+++ Entries shown

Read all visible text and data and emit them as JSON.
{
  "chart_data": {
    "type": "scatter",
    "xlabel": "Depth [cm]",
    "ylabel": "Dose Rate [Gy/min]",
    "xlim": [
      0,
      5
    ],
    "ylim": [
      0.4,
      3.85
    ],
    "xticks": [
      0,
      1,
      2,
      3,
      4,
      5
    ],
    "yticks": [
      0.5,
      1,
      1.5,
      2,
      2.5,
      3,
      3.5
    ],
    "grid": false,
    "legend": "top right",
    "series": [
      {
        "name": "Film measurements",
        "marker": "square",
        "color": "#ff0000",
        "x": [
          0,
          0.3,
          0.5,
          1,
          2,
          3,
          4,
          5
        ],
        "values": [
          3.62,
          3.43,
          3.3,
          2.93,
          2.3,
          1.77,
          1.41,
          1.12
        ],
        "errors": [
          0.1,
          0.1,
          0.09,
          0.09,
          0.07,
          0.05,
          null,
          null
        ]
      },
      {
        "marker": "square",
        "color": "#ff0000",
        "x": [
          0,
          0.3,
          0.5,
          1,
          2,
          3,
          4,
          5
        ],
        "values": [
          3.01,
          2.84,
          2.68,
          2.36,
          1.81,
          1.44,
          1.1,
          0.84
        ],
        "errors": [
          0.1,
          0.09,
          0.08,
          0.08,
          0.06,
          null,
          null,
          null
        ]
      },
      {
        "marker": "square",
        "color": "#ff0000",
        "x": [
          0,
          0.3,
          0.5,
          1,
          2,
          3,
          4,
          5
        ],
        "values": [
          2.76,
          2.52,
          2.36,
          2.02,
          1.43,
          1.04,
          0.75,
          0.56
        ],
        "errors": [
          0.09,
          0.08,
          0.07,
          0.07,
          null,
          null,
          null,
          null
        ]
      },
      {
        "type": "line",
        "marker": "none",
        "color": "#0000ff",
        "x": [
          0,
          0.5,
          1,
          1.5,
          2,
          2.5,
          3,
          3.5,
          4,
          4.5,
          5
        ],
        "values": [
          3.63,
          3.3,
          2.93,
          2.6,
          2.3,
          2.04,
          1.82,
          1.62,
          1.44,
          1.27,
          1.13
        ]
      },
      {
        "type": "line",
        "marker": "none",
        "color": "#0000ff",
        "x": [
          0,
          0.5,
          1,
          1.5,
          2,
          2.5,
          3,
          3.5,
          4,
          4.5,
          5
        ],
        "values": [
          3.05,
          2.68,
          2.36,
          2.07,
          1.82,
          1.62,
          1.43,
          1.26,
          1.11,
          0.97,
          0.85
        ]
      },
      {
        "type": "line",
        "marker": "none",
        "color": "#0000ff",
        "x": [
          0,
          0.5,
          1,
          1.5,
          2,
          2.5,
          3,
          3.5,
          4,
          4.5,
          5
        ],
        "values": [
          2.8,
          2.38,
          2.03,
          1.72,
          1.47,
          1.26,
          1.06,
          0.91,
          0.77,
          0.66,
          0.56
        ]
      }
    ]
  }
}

++++++

## [What the exercise asks]
Restate each of the entries above verbatim.

## [Task answer]
Read all visible text and data and emit them as JSON.
{
  "chart_data": {
    "type": "scatter",
    "xlabel": "Depth [cm]",
    "ylabel": "Dose Rate [Gy/min]",
    "xlim": [
      0,
      5
    ],
    "ylim": [
      0.4,
      3.85
    ],
    "xticks": [
      0,
      1,
      2,
      3,
      4,
      5
    ],
    "yticks": [
      0.5,
      1,
      1.5,
      2,
      2.5,
      3,
      3.5
    ],
    "grid": false,
    "legend": "top right",
    "series": [
      {
        "name": "Film measurements",
        "marker": "square",
        "color": "#ff0000",
        "x": [
          0,
          0.3,
          0.5,
          1,
          2,
          3,
          4,
          5
        ],
        "values": [
          3.62,
          3.43,
          3.3,
          2.93,
          2.3,
          1.77,
          1.41,
          1.12
        ],
        "errors": [
          0.1,
          0.1,
          0.09,
          0.09,
          0.07,
          0.05,
          null,
          null
        ]
      },
      {
        "marker": "square",
        "color": "#ff0000",
        "x": [
          0,
          0.3,
          0.5,
          1,
          2,
          3,
          4,
          5
        ],
        "values": [
          3.01,
          2.84,
          2.68,
          2.36,
          1.81,
          1.44,
          1.1,
          0.84
        ],
        "errors": [
          0.1,
          0.09,
          0.08,
          0.08,
          0.06,
          null,
          null,
          null
        ]
      },
      {
        "marker": "square",
        "color": "#ff0000",
        "x": [
          0,
          0.3,
          0.5,
          1,
          2,
          3,
          4,
          5
        ],
        "values": [
          2.76,
          2.52,
          2.36,
          2.02,
          1.43,
          1.04,
          0.75,
          0.56
        ],
        "errors": [
          0.09,
          0.08,
          0.07,
          0.07,
          null,
          null,
          null,
          null
        ]
      },
      {
        "type": "line",
        "marker": "none",
        "color": "#0000ff",
        "x": [
          0,
          0.5,
          1,
          1.5,
          2,
          2.5,
          3,
          3.5,
          4,
          4.5,
          5
        ],
        "values": [
          3.63,
          3.3,
          2.93,
          2.6,
          2.3,
          2.04,
          1.82,
          1.62,
          1.44,
          1.27,
          1.13
        ]
      },
      {
        "type": "line",
        "marker": "none",
        "color": "#0000ff",
        "x": [
          0,
          0.5,
          1,
          1.5,
          2,
          2.5,
          3,
          3.5,
          4,
          4.5,
          5
        ],
        "values": [
          3.05,
          2.68,
          2.36,
          2.07,
          1.82,
          1.62,
          1.43,
          1.26,
          1.11,
          0.97,
          0.85
        ]
      },
      {
        "type": "line",
        "marker": "none",
        "color": "#0000ff",
        "x": [
          0,
          0.5,
          1,
          1.5,
          2,
          2.5,
          3,
          3.5,
          4,
          4.5,
          5
        ],
        "values": [
          2.8,
          2.38,
          2.03,
          1.72,
          1.47,
          1.26,
          1.06,
          0.91,
          0.77,
          0.66,
          0.56
        ]
      }
    ]
  }
}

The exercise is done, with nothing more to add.